Given exercise ▸ Repeat everything in the material exactly.

Stored entries
________
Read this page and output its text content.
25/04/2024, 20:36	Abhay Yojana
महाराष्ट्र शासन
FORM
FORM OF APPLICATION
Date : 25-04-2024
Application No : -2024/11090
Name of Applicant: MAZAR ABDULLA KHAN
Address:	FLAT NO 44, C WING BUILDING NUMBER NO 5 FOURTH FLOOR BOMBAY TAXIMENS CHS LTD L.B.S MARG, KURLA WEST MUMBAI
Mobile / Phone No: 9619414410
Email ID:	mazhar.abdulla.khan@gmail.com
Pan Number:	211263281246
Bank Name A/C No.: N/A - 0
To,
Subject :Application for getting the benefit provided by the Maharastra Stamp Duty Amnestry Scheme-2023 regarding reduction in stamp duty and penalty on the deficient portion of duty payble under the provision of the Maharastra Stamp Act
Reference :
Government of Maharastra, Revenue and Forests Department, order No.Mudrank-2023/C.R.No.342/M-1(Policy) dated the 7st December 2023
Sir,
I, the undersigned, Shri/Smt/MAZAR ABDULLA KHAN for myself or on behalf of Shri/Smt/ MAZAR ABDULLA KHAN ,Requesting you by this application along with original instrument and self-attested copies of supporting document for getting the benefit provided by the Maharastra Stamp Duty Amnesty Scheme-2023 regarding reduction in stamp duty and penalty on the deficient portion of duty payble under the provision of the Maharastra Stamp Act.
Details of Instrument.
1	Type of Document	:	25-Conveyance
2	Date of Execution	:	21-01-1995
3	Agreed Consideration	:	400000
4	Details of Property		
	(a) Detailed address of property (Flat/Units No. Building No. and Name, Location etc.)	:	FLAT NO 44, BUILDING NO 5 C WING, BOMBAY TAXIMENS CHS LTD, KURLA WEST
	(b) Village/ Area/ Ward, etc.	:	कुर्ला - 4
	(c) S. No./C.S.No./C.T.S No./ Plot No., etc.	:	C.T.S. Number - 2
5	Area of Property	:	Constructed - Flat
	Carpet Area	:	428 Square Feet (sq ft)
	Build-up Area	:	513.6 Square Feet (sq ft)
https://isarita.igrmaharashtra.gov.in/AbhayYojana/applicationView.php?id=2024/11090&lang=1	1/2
________
Completed exercise ▸
Read this page and output its text content.
25/04/2024, 20:36	Abhay Yojana
महाराष्ट्र शासन
FORM
FORM OF APPLICATION
Date : 25-04-2024
Application No : -2024/11090
Name of Applicant: MAZAR ABDULLA KHAN
Address:	FLAT NO 44, C WING BUILDING NUMBER NO 5 FOURTH FLOOR BOMBAY TAXIMENS CHS LTD L.B.S MARG, KURLA WEST MUMBAI
Mobile / Phone No: 9619414410
Email ID:	mazhar.abdulla.khan@gmail.com
Pan Number:	211263281246
Bank Name A/C No.: N/A - 0
To,
Subject :Application for getting the benefit provided by the Maharastra Stamp Duty Amnestry Scheme-2023 regarding reduction in stamp duty and penalty on the deficient portion of duty payble under the provision of the Maharastra Stamp Act
Reference :
Government of Maharastra, Revenue and Forests Department, order No.Mudrank-2023/C.R.No.342/M-1(Policy) dated the 7st December 2023
Sir,
I, the undersigned, Shri/Smt/MAZAR ABDULLA KHAN for myself or on behalf of Shri/Smt/ MAZAR ABDULLA KHAN ,Requesting you by this application along with original instrument and self-attested copies of supporting document for getting the benefit provided by the Maharastra Stamp Duty Amnesty Scheme-2023 regarding reduction in stamp duty and penalty on the deficient portion of duty payble under the provision of the Maharastra Stamp Act.
Details of Instrument.
1	Type of Document	:	25-Conveyance
2	Date of Execution	:	21-01-1995
3	Agreed Consideration	:	400000
4	Details of Property		
	(a) Detailed address of property (Flat/Units No. Building No. and Name, Location etc.)	:	FLAT NO 44, BUILDING NO 5 C WING, BOMBAY TAXIMENS CHS LTD, KURLA WEST
	(b) Village/ Area/ Ward, etc.	:	कुर्ला - 4
	(c) S. No./C.S.No./C.T.S No./ Plot No., etc.	:	C.T.S. Number - 2
5	Area of Property	:	Constructed - Flat
	Carpet Area	:	428 Square Feet (sq ft)
	Build-up Area	:	513.6 Square Feet (sq ft)
https://isarita.igrmaharashtra.gov.in/AbhayYojana/applicationView.php?id=2024/11090&lang=1	1/2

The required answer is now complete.